>>>>

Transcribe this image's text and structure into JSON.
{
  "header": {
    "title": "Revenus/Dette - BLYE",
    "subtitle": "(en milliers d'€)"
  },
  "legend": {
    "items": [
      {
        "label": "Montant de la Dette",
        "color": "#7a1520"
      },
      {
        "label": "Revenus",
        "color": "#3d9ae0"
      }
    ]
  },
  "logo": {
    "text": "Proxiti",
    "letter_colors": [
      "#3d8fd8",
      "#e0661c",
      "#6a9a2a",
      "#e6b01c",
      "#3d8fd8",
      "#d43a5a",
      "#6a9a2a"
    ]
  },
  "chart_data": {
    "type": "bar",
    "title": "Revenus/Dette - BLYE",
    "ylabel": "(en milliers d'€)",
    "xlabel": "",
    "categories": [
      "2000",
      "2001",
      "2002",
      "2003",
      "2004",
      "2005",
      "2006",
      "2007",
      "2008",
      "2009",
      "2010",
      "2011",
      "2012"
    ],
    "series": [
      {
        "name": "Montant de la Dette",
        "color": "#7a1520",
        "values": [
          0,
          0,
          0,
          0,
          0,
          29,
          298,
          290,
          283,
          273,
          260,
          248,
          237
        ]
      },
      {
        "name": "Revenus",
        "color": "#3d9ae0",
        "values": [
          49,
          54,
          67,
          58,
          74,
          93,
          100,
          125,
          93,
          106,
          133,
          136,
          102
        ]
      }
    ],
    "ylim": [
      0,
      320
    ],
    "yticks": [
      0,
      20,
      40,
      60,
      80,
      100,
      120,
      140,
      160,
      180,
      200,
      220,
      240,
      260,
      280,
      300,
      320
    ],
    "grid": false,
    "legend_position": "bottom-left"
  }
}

<<<<

= Stated task =
Copy out each record, keeping every word as it is.

= Solution =
Transcribe this image's text and structure into JSON.
{
  "header": {
    "title": "Revenus/Dette - BLYE",
    "subtitle": "(en milliers d'€)"
  },
  "legend": {
    "items": [
      {
        "label": "Montant de la Dette",
        "color": "#7a1520"
      },
      {
        "label": "Revenus",
        "color": "#3d9ae0"
      }
    ]
  },
  "logo": {
    "text": "Proxiti",
    "letter_colors": [
      "#3d8fd8",
      "#e0661c",
      "#6a9a2a",
      "#e6b01c",
      "#3d8fd8",
      "#d43a5a",
      "#6a9a2a"
    ]
  },
  "chart_data": {
    "type": "bar",
    "title": "Revenus/Dette - BLYE",
    "ylabel": "(en milliers d'€)",
    "xlabel": "",
    "categories": [
      "2000",
      "2001",
      "2002",
      "2003",
      "2004",
      "2005",
      "2006",
      "2007",
      "2008",
      "2009",
      "2010",
      "2011",
      "2012"
    ],
    "series": [
      {
        "name": "Montant de la Dette",
        "color": "#7a1520",
        "values": [
          0,
          0,
          0,
          0,
          0,
          29,
          298,
          290,
          283,
          273,
          260,
          248,
          237
        ]
      },
      {
        "name": "Revenus",
        "color": "#3d9ae0",
        "values": [
          49,
          54,
          67,
          58,
          74,
          93,
          100,
          125,
          93,
          106,
          133,
          136,
          102
        ]
      }
    ],
    "ylim": [
      0,
      320
    ],
    "yticks": [
      0,
      20,
      40,
      60,
      80,
      100,
      120,
      140,
      160,
      180,
      200,
      220,
      240,
      260,
      280,
      300,
      320
    ],
    "grid": false,
    "legend_position": "bottom-left"
  }
}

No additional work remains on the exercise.